(Dataset items)
━━━━

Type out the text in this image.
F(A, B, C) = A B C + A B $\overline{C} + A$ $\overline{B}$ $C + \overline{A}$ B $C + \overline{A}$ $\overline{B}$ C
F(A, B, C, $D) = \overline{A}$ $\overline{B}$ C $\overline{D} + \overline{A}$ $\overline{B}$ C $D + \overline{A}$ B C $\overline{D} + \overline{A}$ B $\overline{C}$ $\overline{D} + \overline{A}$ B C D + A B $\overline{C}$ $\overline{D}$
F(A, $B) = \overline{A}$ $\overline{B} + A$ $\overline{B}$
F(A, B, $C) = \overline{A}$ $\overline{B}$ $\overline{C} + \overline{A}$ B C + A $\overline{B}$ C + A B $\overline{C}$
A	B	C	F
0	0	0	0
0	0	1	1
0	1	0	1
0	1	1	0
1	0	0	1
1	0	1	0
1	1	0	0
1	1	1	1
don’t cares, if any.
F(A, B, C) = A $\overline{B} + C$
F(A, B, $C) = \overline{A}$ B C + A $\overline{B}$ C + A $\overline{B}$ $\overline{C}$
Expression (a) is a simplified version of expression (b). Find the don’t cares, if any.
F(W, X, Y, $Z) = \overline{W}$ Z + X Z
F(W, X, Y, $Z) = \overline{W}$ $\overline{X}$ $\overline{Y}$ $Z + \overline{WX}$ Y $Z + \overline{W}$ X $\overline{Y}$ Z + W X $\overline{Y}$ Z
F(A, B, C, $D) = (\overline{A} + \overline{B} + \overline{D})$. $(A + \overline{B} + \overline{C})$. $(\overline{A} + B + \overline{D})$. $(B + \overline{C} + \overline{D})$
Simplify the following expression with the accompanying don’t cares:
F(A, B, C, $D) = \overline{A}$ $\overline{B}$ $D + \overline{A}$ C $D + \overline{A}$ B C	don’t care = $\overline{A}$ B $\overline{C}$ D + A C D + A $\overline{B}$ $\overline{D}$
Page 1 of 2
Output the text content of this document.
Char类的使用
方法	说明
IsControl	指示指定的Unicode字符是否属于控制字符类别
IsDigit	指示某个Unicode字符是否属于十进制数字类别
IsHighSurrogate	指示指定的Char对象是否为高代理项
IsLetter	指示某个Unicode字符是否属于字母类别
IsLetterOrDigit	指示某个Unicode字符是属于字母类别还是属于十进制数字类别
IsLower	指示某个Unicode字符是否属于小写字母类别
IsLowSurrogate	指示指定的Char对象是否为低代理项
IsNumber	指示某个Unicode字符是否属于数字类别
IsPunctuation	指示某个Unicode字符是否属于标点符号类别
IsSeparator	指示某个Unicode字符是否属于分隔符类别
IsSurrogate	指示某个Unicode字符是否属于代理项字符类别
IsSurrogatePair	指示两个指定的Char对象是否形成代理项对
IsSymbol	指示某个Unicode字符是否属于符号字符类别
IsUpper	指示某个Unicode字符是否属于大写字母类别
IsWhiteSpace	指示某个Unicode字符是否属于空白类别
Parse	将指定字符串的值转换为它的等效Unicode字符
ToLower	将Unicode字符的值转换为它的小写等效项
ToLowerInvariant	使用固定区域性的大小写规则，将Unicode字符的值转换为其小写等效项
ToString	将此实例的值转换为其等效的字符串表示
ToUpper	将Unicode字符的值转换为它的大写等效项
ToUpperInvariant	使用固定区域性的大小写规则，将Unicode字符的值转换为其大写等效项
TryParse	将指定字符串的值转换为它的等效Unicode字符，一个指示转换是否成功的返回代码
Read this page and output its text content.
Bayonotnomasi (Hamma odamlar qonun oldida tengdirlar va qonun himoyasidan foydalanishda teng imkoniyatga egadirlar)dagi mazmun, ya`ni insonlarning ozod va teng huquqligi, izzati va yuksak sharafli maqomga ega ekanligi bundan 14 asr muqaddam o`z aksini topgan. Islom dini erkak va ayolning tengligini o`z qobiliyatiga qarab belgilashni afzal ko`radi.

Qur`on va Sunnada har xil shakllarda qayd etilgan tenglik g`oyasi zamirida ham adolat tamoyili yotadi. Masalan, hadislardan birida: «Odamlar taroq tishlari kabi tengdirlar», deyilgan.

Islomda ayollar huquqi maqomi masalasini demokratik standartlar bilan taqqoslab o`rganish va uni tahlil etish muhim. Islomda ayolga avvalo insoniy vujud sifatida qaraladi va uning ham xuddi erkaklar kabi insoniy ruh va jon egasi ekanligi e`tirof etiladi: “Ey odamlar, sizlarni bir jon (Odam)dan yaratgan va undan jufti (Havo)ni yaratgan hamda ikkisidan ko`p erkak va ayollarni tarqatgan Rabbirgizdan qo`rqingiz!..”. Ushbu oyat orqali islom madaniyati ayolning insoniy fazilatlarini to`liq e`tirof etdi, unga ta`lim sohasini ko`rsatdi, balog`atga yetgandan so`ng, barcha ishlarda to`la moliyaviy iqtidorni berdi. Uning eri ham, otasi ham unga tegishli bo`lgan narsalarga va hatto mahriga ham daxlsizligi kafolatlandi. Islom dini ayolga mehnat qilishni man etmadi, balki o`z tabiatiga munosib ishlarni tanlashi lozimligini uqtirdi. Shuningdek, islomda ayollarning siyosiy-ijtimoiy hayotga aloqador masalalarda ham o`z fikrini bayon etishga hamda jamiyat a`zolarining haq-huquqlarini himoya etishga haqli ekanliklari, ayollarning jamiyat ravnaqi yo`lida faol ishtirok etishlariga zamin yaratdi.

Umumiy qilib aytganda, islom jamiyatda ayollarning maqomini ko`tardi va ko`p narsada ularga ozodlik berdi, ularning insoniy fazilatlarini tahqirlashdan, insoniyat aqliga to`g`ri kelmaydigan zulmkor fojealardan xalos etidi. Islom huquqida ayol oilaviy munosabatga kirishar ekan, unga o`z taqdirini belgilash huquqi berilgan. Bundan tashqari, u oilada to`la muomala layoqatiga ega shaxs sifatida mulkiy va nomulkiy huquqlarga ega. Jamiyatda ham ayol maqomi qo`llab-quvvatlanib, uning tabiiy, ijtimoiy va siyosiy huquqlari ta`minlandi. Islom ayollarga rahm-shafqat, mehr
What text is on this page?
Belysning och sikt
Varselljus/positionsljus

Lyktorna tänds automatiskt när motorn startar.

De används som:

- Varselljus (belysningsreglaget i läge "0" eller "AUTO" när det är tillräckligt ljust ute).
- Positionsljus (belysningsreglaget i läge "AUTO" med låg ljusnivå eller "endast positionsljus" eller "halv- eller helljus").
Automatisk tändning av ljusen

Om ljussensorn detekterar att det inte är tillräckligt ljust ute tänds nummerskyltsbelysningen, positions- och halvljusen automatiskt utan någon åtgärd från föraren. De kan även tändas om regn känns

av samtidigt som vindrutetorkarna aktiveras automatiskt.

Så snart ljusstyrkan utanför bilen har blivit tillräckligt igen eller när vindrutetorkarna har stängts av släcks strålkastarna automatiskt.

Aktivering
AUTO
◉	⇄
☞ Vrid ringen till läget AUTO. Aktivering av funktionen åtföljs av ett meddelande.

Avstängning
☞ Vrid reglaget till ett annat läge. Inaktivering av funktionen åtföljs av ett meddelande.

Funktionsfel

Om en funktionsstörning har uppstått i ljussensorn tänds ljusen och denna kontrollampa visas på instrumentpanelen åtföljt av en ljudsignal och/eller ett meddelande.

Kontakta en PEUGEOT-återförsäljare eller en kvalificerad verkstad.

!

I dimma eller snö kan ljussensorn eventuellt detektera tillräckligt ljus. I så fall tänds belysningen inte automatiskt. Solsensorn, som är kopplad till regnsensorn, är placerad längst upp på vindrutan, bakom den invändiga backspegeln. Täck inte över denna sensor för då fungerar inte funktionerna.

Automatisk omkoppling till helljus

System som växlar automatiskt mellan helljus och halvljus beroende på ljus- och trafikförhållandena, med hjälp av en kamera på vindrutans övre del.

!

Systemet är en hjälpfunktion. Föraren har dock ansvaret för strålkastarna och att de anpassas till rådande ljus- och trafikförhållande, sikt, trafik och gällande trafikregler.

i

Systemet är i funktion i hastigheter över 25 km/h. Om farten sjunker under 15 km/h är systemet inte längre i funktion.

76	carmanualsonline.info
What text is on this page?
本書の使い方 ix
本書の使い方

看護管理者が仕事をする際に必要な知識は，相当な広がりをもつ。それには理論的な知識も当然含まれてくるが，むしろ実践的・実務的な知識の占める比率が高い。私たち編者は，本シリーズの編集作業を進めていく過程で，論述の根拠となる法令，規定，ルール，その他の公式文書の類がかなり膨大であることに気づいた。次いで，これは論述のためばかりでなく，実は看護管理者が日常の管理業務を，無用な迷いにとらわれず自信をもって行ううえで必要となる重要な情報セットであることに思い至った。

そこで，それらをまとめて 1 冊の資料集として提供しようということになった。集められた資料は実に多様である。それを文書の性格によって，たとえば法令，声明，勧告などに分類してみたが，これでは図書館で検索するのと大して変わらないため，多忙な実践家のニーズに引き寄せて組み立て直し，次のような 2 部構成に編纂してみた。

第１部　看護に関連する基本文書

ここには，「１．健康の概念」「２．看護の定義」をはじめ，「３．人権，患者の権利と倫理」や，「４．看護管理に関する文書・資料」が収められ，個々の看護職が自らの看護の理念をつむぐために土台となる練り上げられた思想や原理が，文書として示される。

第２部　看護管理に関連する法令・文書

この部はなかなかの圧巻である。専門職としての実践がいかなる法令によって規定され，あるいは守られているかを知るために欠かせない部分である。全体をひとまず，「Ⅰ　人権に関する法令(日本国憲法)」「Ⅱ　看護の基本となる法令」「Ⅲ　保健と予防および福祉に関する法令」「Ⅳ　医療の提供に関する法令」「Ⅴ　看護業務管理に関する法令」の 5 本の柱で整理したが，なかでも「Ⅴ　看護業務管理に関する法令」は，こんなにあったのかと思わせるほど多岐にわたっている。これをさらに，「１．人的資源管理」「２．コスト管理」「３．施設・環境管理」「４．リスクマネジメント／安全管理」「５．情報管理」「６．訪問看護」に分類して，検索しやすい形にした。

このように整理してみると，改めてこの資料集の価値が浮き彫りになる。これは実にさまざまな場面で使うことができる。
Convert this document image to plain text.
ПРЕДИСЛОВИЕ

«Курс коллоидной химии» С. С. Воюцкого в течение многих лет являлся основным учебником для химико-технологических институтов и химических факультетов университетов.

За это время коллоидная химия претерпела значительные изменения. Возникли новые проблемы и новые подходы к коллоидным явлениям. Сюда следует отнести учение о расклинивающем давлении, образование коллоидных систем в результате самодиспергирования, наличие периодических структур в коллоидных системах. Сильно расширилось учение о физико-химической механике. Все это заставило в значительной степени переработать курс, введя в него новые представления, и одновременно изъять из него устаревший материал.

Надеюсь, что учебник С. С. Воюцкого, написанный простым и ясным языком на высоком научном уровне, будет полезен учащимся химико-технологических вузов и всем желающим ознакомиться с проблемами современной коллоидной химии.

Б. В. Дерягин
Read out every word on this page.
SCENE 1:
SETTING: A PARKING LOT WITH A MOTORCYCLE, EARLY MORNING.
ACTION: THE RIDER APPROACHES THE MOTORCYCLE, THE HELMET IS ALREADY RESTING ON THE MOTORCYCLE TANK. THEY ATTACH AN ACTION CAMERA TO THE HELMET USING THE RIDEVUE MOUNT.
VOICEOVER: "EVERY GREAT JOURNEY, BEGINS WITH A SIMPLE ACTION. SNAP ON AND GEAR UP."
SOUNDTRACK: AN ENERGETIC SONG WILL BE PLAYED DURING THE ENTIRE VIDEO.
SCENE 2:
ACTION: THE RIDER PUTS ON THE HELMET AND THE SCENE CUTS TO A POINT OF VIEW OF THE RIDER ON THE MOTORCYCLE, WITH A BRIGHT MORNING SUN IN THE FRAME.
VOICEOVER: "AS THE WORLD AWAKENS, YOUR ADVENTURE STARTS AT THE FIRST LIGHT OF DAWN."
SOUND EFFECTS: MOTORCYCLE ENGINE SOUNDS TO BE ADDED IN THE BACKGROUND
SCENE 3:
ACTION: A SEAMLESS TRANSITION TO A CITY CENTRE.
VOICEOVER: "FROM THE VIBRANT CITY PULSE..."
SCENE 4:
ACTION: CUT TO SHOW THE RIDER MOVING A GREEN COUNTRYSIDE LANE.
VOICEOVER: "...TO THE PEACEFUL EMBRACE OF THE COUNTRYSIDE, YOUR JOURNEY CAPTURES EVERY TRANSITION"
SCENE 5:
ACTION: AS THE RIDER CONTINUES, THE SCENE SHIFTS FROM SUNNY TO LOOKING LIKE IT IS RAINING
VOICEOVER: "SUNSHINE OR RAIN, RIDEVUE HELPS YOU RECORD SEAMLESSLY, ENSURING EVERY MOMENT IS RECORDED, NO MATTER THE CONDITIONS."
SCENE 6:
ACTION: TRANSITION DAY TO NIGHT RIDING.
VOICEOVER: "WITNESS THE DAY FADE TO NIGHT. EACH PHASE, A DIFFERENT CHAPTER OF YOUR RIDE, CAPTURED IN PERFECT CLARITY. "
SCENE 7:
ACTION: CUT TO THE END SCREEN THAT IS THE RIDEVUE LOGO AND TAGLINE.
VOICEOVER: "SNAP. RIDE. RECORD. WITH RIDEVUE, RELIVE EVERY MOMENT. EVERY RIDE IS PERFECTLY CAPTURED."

━━━━

Find each line that has the word "vindrutetorkarna", then copy it out.

**Expected output:**
av samtidigt som vindrutetorkarna aktiveras automatiskt.
Så snart ljusstyrkan utanför bilen har blivit tillräckligt igen eller när vindrutetorkarna har stängts av släcks strålkastarna automatiskt.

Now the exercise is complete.